Collected data:
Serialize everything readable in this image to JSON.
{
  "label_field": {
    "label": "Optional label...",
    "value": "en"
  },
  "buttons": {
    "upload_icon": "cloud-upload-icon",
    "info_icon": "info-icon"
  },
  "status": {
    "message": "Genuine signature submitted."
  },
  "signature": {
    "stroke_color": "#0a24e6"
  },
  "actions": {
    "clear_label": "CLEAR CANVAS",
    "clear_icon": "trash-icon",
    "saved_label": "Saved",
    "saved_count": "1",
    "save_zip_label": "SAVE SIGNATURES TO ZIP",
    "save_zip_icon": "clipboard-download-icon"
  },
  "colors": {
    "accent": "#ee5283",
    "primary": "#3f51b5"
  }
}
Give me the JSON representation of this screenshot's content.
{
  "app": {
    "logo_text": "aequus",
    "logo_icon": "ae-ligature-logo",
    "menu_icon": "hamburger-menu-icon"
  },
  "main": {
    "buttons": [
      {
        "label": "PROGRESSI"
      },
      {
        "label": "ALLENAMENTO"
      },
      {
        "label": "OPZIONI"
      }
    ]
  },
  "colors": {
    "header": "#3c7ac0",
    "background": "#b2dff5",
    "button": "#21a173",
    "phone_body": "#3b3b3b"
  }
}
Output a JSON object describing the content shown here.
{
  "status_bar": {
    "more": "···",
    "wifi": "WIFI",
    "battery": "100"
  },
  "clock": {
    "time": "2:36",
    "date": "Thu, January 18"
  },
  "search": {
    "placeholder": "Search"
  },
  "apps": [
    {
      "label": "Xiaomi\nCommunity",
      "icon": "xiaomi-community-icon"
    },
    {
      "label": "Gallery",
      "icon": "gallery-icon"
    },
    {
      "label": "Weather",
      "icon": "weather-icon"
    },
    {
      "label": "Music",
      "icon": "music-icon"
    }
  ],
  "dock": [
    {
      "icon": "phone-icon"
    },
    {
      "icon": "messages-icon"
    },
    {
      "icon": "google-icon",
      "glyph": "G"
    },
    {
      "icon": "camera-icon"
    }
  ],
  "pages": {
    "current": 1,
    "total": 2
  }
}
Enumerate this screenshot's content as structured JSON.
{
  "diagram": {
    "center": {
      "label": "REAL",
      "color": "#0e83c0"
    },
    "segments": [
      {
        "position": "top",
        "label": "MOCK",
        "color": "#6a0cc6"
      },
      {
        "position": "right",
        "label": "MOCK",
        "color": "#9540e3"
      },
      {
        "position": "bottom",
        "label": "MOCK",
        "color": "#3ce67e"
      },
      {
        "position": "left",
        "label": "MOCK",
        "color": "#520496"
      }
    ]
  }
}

Aim: Copy and report every line where the word "position" is present.

Exercise result:
        "position": "top",
        "position": "right",
        "position": "bottom",
        "position": "left",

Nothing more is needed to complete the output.